- Available records:

****

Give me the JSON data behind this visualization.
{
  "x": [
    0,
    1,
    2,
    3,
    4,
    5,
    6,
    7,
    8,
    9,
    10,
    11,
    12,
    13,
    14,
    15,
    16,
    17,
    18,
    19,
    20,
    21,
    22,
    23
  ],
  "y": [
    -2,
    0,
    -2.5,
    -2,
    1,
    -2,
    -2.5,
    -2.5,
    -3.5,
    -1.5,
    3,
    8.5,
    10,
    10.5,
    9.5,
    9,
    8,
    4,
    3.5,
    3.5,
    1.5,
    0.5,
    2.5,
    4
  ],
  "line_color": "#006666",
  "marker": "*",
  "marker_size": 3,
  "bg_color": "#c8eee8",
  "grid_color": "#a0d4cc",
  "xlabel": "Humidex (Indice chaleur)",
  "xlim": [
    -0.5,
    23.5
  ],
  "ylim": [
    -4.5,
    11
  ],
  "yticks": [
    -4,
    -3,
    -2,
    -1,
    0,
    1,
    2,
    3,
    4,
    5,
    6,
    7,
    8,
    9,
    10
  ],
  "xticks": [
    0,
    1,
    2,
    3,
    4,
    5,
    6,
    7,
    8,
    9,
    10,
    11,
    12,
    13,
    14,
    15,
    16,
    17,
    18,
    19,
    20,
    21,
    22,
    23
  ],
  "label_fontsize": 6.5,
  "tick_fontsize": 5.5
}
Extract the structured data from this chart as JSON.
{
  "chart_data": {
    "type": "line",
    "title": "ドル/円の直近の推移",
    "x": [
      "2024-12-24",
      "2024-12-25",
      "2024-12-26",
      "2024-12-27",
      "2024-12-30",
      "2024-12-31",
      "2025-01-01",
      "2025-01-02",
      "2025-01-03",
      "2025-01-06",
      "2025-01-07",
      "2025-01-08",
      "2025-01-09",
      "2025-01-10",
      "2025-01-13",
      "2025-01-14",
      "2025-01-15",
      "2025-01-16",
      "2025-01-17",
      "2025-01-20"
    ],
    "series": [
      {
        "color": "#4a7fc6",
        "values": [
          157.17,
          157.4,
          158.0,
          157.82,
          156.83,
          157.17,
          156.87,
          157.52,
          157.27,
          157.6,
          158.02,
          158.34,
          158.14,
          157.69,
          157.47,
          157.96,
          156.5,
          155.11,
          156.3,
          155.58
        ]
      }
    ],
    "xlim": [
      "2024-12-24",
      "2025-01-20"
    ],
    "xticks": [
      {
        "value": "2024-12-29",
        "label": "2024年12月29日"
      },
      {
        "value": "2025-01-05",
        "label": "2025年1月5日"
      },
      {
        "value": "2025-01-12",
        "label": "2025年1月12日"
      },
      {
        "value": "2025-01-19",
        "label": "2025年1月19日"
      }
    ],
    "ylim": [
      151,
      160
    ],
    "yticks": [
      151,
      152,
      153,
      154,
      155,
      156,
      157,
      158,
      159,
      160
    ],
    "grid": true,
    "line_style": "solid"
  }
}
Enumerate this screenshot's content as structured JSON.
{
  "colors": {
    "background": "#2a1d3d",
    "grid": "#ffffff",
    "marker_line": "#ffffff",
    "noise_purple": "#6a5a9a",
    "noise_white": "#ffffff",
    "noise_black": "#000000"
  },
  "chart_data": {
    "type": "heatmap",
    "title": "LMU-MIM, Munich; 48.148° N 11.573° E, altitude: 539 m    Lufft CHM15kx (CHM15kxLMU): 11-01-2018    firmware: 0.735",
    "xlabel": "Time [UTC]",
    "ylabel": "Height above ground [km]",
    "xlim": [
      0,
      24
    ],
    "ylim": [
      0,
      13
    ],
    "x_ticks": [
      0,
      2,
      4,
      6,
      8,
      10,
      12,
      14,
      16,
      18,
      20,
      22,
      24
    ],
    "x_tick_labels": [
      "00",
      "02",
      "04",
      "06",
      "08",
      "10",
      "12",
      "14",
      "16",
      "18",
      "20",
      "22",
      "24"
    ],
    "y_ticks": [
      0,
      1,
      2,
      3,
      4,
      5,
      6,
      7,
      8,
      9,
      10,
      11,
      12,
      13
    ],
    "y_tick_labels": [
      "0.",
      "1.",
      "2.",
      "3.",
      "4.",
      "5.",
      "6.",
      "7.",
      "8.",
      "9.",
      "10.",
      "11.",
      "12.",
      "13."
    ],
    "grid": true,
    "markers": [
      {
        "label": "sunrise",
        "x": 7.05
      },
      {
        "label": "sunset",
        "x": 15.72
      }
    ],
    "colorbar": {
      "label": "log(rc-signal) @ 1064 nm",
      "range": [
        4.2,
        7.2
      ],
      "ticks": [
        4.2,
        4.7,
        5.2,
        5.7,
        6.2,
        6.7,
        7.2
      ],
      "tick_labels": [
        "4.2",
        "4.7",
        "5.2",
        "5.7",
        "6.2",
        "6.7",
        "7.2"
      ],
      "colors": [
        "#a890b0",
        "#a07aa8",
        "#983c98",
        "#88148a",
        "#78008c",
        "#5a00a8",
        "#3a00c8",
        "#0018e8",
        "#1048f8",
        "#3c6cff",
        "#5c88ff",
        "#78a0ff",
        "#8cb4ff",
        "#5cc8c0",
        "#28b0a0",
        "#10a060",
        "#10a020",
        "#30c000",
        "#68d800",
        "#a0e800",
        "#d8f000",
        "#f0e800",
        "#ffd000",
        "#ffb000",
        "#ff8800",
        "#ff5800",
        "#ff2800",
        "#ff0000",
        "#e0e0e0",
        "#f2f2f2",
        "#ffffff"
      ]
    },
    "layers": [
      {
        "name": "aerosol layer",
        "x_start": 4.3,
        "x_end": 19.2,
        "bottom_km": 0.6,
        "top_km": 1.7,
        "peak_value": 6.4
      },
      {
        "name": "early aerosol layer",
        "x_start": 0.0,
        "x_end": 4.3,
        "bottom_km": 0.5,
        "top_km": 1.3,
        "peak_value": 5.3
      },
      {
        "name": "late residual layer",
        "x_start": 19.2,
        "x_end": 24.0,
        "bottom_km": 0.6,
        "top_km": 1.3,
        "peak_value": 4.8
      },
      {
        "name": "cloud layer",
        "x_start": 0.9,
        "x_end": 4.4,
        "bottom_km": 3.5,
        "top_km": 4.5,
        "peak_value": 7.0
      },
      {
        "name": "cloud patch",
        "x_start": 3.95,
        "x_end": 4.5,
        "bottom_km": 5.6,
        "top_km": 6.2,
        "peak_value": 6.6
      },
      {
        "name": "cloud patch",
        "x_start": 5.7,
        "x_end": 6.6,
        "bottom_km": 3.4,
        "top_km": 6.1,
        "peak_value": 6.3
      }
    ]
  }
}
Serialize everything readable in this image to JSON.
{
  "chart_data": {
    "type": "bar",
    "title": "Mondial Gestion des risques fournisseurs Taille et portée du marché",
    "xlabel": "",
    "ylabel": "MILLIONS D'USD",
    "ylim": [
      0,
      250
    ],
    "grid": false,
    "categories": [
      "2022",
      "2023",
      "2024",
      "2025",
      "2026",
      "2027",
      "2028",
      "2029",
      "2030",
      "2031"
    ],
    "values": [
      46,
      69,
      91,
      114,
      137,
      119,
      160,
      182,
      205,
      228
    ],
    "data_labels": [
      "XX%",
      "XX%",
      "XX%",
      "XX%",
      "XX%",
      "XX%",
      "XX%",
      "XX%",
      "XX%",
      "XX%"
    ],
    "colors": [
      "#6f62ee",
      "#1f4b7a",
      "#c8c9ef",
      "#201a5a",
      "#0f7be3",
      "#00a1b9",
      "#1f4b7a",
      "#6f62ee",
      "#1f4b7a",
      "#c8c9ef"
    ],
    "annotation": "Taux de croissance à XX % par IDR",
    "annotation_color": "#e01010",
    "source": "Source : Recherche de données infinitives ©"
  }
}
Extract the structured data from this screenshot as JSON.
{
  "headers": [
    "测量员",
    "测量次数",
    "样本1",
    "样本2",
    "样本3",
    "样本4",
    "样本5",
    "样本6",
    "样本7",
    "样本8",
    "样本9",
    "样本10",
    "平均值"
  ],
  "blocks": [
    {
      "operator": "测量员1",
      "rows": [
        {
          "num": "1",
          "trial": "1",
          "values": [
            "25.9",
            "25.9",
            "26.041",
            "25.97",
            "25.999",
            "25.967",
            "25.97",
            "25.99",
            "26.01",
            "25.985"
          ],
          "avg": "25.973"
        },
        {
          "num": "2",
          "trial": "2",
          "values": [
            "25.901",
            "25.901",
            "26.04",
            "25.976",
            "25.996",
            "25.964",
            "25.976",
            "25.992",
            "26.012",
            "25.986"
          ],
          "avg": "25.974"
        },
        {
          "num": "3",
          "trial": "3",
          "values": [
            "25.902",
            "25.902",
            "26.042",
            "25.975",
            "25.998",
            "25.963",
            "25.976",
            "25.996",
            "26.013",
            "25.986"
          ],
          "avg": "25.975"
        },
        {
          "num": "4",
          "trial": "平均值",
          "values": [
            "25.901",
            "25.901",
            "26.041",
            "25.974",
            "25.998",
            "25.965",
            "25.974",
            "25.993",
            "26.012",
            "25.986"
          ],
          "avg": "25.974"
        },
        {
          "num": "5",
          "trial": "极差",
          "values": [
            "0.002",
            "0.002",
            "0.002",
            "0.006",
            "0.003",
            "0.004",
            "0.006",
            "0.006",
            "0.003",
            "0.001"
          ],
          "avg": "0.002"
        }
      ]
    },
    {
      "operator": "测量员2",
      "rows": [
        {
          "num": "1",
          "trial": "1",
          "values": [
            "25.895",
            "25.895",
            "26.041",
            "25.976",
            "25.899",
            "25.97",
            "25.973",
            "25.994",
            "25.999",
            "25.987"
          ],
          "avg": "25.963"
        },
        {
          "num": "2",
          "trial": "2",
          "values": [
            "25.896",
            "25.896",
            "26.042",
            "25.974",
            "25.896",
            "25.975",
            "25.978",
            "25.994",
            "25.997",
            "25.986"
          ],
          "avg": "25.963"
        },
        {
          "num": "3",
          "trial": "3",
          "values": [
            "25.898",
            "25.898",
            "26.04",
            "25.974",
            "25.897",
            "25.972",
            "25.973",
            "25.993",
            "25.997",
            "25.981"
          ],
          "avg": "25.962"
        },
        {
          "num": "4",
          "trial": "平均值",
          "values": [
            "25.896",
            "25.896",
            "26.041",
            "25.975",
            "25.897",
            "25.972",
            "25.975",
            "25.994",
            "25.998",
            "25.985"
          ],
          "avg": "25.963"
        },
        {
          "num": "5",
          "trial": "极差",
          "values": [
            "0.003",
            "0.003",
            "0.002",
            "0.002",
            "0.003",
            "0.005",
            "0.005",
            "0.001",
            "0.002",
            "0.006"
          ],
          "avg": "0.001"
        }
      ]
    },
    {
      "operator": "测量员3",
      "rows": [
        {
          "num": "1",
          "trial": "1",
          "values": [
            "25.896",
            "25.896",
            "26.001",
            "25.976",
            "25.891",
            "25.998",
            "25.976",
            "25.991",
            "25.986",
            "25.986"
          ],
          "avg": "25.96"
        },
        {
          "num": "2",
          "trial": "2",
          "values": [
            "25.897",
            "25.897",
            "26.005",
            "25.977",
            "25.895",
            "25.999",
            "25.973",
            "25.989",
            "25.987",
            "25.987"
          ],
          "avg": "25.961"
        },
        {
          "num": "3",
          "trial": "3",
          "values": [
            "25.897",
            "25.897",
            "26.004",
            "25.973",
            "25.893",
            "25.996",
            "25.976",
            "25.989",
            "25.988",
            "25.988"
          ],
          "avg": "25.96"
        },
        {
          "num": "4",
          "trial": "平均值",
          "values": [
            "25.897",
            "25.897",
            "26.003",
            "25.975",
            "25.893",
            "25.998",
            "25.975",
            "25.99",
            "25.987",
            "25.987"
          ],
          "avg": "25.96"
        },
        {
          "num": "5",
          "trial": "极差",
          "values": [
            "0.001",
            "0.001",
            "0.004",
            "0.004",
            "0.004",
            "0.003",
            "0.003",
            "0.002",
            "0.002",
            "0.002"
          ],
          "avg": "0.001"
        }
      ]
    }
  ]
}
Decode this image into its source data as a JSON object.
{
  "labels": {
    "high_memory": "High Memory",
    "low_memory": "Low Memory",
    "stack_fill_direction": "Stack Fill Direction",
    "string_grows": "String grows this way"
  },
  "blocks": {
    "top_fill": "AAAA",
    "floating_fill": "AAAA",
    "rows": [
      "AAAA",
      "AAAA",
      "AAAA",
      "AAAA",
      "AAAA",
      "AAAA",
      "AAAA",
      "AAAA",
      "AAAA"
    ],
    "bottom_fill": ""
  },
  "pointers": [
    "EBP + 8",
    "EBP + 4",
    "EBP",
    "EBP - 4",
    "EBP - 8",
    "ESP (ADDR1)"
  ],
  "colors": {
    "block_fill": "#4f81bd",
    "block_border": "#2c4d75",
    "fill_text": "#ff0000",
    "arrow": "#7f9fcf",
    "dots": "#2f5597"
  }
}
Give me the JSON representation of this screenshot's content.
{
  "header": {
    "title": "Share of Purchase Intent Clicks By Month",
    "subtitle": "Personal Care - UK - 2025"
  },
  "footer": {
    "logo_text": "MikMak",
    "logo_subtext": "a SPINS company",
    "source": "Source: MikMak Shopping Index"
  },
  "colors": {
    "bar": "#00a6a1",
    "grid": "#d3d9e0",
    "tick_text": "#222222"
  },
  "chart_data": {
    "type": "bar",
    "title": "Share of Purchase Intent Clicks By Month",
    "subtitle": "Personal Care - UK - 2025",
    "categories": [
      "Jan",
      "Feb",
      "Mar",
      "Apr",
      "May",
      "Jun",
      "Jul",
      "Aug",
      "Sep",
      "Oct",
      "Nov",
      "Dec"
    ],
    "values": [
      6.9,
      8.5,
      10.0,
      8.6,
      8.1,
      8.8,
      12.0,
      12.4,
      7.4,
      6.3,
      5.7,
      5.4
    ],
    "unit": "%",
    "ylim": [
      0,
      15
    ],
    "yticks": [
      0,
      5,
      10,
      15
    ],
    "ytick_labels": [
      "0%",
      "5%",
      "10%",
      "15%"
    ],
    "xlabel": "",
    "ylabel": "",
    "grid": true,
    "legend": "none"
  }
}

****

- Task details:
Go through the records and pull out each line that includes the word "MikMak".

- Solution for this exercise:
    "logo_text": "MikMak",
    "source": "Source: MikMak Shopping Index"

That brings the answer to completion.